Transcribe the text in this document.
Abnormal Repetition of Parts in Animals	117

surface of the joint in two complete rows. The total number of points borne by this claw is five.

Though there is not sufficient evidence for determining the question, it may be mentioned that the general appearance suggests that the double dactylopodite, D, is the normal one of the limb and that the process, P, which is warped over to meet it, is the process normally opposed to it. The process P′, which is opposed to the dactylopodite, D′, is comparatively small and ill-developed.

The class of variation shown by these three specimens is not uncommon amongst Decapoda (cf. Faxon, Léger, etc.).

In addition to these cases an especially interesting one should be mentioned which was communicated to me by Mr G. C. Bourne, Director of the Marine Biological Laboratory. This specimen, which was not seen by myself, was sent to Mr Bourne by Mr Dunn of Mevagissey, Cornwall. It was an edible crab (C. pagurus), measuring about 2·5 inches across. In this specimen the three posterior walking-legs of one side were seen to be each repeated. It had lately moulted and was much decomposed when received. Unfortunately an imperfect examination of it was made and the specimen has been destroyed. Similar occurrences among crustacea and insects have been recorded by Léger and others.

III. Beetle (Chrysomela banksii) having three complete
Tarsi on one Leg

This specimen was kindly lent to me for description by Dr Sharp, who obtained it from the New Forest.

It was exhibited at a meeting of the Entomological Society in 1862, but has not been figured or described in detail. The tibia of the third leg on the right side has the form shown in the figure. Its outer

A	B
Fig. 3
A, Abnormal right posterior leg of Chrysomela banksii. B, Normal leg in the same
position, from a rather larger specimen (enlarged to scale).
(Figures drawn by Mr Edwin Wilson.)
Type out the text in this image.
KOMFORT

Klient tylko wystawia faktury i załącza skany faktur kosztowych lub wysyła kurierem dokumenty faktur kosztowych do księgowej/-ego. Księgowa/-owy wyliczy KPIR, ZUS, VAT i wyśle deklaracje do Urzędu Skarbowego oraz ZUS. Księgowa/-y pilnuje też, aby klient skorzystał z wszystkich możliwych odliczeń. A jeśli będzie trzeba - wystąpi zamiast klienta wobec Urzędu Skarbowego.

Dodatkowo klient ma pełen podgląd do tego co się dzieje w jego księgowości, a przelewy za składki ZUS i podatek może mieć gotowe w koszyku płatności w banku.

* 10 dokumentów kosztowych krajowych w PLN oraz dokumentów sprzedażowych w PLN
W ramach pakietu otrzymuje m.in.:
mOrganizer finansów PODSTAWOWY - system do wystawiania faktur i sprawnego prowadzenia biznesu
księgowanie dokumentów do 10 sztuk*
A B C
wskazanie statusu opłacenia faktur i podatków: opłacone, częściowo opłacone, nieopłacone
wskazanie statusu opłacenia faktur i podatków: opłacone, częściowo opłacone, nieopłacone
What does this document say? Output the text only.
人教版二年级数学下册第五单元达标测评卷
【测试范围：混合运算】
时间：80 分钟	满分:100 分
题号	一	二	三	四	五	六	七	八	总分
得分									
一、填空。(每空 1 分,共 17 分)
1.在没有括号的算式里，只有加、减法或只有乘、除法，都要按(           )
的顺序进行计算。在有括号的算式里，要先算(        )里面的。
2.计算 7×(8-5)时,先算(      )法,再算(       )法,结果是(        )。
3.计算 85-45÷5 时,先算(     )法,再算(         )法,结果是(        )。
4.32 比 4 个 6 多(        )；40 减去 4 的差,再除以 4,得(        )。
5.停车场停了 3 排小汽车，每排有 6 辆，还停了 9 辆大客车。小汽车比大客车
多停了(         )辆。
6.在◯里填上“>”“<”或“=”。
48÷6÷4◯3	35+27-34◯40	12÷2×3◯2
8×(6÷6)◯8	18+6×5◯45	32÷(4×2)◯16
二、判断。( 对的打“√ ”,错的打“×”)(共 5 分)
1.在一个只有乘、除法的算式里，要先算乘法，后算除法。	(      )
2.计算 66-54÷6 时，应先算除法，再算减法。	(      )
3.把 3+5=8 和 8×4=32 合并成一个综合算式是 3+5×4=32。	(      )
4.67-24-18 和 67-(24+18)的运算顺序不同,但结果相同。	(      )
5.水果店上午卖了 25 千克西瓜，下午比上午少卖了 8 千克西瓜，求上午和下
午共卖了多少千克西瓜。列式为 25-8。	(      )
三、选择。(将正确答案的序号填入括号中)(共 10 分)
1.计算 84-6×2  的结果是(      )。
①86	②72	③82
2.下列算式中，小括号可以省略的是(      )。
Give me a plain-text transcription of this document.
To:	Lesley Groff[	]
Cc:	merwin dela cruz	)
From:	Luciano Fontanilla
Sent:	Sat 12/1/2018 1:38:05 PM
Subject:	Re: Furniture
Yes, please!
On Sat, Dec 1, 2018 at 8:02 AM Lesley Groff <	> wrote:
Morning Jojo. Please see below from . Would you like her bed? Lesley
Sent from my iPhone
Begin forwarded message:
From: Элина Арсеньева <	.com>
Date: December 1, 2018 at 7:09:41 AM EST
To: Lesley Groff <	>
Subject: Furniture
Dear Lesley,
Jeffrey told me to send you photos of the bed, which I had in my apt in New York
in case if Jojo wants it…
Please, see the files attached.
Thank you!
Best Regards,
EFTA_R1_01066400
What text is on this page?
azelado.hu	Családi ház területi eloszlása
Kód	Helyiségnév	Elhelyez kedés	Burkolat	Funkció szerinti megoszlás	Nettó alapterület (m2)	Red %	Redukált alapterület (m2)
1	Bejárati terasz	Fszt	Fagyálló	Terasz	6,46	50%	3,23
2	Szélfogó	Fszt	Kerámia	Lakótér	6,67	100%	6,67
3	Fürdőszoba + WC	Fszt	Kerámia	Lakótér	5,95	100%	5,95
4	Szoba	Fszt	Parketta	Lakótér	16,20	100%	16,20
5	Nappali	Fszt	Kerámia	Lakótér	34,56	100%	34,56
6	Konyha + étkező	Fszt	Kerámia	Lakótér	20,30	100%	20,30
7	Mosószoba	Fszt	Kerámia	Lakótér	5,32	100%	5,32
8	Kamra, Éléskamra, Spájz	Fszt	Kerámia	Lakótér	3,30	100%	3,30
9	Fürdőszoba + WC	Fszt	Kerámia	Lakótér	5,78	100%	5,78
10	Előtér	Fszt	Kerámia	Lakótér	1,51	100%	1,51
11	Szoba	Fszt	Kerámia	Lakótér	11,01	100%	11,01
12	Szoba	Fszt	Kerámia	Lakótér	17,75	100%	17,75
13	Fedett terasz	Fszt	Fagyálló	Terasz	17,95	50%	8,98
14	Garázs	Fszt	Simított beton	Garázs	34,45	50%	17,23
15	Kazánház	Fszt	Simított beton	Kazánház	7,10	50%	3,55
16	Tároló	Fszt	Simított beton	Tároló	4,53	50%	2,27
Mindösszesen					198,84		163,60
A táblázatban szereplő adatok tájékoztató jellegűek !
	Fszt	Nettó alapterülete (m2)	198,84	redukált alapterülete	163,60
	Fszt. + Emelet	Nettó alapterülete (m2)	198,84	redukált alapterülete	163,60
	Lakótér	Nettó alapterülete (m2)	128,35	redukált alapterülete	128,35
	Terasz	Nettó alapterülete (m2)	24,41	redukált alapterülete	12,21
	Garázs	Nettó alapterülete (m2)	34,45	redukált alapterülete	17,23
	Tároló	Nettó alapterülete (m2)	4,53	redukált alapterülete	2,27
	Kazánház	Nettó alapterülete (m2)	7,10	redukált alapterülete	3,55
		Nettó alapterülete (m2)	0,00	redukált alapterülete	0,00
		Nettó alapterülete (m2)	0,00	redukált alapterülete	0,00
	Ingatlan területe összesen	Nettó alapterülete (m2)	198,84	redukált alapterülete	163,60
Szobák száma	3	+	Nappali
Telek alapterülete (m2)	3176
________________________________________
> What to produce
Count up the lines in the listing that hold the word "Subject", and give that number only.

> Correct result
2